» Task prompt: Give the number of lines that hold the string "BAMPTON". Nothing else is needed.

======== Dataset extract ========

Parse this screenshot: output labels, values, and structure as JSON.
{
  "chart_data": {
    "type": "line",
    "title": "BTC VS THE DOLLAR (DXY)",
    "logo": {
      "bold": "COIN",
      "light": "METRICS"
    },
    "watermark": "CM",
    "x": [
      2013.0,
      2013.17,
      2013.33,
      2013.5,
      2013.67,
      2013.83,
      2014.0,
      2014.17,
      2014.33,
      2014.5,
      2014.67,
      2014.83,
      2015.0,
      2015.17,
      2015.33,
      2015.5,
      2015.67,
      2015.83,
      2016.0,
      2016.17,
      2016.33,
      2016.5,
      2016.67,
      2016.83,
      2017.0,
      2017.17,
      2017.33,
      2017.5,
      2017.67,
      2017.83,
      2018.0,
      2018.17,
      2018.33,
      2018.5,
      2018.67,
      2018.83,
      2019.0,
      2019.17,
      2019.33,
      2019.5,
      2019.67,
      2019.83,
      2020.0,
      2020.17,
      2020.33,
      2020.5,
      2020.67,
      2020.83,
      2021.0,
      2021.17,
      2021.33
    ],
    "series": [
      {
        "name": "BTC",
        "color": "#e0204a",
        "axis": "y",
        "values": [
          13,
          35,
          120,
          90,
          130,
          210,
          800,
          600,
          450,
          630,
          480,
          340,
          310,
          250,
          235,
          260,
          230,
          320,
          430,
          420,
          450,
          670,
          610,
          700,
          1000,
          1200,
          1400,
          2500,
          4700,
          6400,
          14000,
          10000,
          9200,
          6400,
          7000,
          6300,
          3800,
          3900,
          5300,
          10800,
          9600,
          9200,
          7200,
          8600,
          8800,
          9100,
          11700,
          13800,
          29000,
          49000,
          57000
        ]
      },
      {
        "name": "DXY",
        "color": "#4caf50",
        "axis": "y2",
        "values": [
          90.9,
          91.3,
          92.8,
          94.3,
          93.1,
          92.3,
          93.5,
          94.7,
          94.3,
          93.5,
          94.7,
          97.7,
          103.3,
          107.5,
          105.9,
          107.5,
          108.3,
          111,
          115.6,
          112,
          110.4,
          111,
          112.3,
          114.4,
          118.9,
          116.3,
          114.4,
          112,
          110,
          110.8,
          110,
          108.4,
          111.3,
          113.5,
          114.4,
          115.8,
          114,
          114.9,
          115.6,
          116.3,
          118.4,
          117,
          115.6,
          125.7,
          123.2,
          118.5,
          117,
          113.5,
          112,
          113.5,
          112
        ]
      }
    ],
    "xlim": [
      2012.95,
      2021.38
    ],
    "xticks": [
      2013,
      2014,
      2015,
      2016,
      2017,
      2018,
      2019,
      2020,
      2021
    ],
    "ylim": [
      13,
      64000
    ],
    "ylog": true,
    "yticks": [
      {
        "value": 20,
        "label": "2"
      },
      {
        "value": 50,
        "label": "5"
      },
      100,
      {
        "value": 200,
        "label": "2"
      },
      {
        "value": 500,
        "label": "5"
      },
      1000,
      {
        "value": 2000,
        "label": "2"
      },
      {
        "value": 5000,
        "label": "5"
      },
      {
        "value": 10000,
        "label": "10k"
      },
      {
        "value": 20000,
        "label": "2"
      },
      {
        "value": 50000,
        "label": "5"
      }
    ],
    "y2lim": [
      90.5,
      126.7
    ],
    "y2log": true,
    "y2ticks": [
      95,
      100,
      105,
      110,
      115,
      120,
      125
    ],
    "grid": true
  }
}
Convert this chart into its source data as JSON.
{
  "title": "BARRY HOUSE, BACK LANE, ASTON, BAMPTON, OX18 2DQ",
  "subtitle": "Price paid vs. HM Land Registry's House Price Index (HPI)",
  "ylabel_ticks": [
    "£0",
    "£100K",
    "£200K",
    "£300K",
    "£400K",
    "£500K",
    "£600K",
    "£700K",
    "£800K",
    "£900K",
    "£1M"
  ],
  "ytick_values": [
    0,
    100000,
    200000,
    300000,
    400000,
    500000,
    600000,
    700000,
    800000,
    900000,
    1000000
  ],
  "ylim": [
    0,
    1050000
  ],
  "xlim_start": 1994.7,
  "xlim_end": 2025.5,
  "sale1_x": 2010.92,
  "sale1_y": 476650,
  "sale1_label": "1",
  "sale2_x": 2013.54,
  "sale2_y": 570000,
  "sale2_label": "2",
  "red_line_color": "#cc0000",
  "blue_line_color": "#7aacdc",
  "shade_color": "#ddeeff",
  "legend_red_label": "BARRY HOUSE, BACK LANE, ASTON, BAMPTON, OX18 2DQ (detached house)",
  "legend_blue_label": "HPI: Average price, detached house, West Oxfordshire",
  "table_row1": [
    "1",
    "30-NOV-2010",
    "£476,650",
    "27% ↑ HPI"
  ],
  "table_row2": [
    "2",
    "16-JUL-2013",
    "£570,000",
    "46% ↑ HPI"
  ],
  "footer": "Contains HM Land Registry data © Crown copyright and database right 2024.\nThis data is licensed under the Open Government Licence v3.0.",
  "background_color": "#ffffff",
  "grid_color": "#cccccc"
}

========

» Reply: 2